• [What you have to do] Single out the lines of the material that contain "screenshot" and copy them.

• [Records shown]

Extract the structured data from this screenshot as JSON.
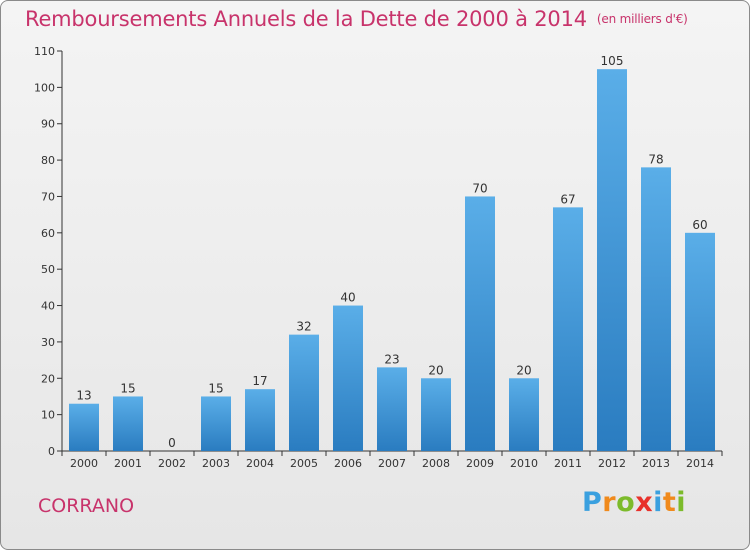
{
  "header": {
    "title": "Remboursements Annuels de la Dette de 2000 à 2014",
    "unit": "(en milliers d'€)"
  },
  "footer": {
    "commune": "CORRANO",
    "logo": "Proxiti"
  },
  "colors": {
    "title": "#c8336b",
    "bar_top": "#5aaee8",
    "bar_bottom": "#2a7cc0",
    "axis": "#333333"
  },
  "chart_data": {
    "type": "bar",
    "title": "Remboursements Annuels de la Dette de 2000 à 2014",
    "xlabel": "",
    "ylabel": "",
    "categories": [
      "2000",
      "2001",
      "2002",
      "2003",
      "2004",
      "2005",
      "2006",
      "2007",
      "2008",
      "2009",
      "2010",
      "2011",
      "2012",
      "2013",
      "2014"
    ],
    "values": [
      13,
      15,
      0,
      15,
      17,
      32,
      40,
      23,
      20,
      70,
      20,
      67,
      105,
      78,
      60
    ],
    "ylim": [
      0,
      110
    ],
    "yticks": [
      0,
      10,
      20,
      30,
      40,
      50,
      60,
      70,
      80,
      90,
      100,
      110
    ],
    "grid": false,
    "data_labels": true
  }
}
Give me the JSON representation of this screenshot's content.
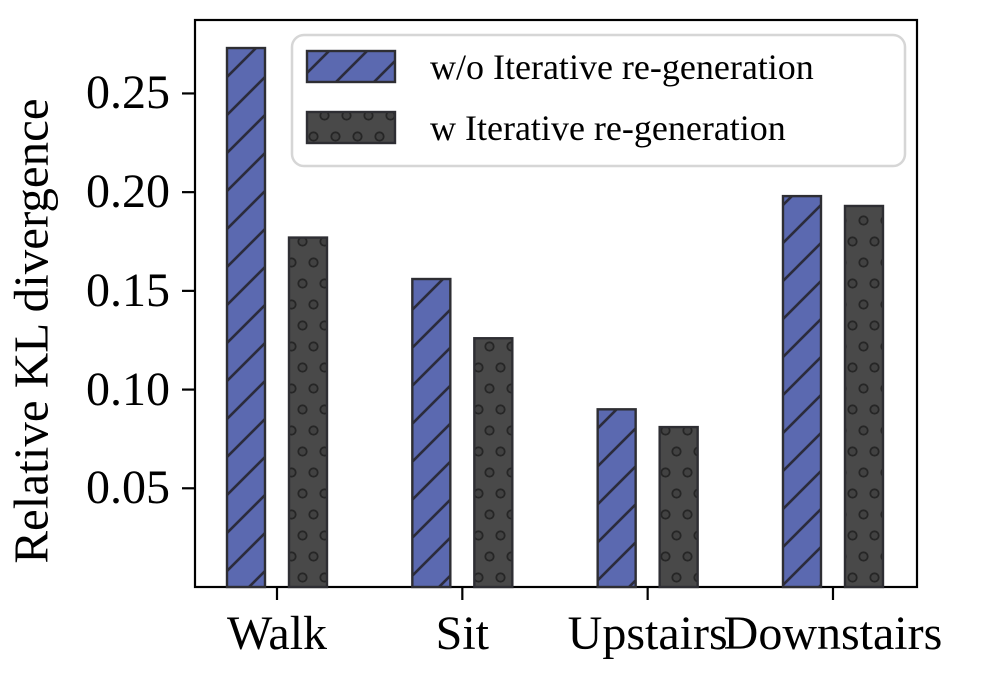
{
  "figure": {
    "background_color": "#ffffff",
    "axis_color": "#000000",
    "legend": {
      "border_color": "#d6d6d6",
      "swatches": [
        "blue-diagonal-hatch-swatch",
        "gray-dot-hatch-swatch"
      ]
    }
  },
  "chart_data": {
    "type": "bar",
    "title": "",
    "xlabel": "",
    "ylabel": "Relative KL divergence",
    "categories": [
      "Walk",
      "Sit",
      "Upstairs",
      "Downstairs"
    ],
    "series": [
      {
        "name": "w/o Iterative re-generation",
        "values": [
          0.273,
          0.156,
          0.09,
          0.198
        ],
        "fill": "#5b69b0",
        "hatch": "/",
        "hatch_color": "#2b2b3c",
        "edge_color": "#2e2e33"
      },
      {
        "name": "w Iterative re-generation",
        "values": [
          0.177,
          0.126,
          0.081,
          0.193
        ],
        "fill": "#494949",
        "hatch": "o",
        "hatch_color": "#262626",
        "dot_fill": "#424242",
        "edge_color": "#2e2e33"
      }
    ],
    "ylim": [
      0,
      0.2872
    ],
    "yticks": [
      0.05,
      0.1,
      0.15,
      0.2,
      0.25
    ],
    "ytick_labels": [
      "0.05",
      "0.10",
      "0.15",
      "0.20",
      "0.25"
    ],
    "grid": false,
    "legend_position": "upper right inside"
  }
}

• [Written answer]
Extract the structured data from this screenshot as JSON.
Give me the JSON representation of this screenshot's content.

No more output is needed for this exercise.